What you will do:
From the passage on astronomy in Africa, extract word for word the span from "A relative lack" up to and including "admire the stars.".

Selected extract:
------------------------

A relative lack of ambient light pollution in much of Africa makes it a logical choice to study astronomy. That's why the largest single optical telescope in the southern hemisphere, the Southern African Large Telescope, was recently erected on the continent. But according to Keith Snedegar of Utah Valley State College, "cultural astronomers have paid relatively little attention to Africa." Ethnoastronomers, scientists who study celestial knowledge in culture, are only recently beginning to realize what many people have known for centuries: that Africa is the perfect place to admire the stars.

In the documentary Cosmic Africa astronomer Thebe Medupe traveled the African countryside in search of traditional astronomy. One of the groups he encountered was the Dogon, an ethnic tribe primarily in Mali. The Dogon are well known for their knowledge of stars, and are actually the target of some controversy. One of the traditional beliefs held by the Dogon is that Sirius, one of the brightest stars in the sky, was actually made up of two stars, one of which was invisible to the naked eye. That discovery was not made by Western scientists until the late 19th century.

------------------------

Dataset extract:

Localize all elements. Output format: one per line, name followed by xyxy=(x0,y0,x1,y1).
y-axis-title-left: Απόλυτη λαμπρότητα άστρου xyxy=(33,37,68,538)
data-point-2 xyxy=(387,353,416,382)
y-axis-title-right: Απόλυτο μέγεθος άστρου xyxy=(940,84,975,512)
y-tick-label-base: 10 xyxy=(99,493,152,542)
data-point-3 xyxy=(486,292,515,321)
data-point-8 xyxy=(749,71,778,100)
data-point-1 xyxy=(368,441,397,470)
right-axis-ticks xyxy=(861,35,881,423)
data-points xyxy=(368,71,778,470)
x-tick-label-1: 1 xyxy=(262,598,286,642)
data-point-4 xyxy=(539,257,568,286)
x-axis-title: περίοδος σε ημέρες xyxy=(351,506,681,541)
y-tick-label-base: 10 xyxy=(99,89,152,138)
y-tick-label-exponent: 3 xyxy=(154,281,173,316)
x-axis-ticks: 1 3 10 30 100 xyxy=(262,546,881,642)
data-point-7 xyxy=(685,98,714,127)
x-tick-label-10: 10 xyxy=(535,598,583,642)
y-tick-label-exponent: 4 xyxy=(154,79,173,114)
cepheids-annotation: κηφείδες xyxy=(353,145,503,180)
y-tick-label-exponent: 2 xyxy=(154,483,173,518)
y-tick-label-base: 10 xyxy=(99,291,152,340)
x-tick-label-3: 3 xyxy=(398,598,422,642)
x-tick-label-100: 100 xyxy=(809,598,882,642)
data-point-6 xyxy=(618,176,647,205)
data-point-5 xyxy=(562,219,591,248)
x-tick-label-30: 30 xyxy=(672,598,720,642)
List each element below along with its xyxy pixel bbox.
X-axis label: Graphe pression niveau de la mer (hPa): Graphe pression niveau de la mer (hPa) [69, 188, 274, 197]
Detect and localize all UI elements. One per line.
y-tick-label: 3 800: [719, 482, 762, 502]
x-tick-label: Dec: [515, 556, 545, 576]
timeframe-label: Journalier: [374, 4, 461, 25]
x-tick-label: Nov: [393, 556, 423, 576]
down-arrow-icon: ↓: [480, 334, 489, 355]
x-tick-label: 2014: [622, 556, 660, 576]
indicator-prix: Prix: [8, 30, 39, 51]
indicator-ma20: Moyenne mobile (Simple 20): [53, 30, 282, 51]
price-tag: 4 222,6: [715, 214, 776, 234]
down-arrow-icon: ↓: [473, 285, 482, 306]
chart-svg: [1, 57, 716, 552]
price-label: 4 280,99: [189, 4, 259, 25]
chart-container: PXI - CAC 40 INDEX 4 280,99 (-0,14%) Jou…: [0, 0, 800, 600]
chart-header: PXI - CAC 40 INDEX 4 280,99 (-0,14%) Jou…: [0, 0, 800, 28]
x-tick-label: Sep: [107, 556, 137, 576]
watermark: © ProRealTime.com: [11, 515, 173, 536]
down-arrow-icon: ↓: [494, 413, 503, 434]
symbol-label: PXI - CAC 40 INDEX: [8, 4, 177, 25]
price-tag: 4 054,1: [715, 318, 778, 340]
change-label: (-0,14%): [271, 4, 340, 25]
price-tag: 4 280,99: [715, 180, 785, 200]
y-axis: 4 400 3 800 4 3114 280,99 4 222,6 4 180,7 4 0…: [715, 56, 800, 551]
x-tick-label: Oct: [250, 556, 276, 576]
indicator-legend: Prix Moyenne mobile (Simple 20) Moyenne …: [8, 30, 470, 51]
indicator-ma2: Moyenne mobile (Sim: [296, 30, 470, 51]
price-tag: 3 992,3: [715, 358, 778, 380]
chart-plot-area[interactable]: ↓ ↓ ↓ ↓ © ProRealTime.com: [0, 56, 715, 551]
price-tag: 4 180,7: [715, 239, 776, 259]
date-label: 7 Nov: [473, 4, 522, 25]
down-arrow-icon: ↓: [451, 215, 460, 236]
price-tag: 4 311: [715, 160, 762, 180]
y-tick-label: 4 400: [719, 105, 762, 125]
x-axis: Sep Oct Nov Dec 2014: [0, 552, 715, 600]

------------------------

Reply to the exercise:
A relative lack of ambient light pollution in much of Africa makes it a logical choice to study astronomy. That's why the largest single optical telescope in the southern hemisphere, the Southern African Large Telescope, was recently erected on the continent. But according to Keith Snedegar of Utah Valley State College, "cultural astronomers have paid relatively little attention to Africa." Ethnoastronomers, scientists who study celestial knowledge in culture, are only recently beginning to realize what many people have known for centuries: that Africa is the perfect place to admire the stars.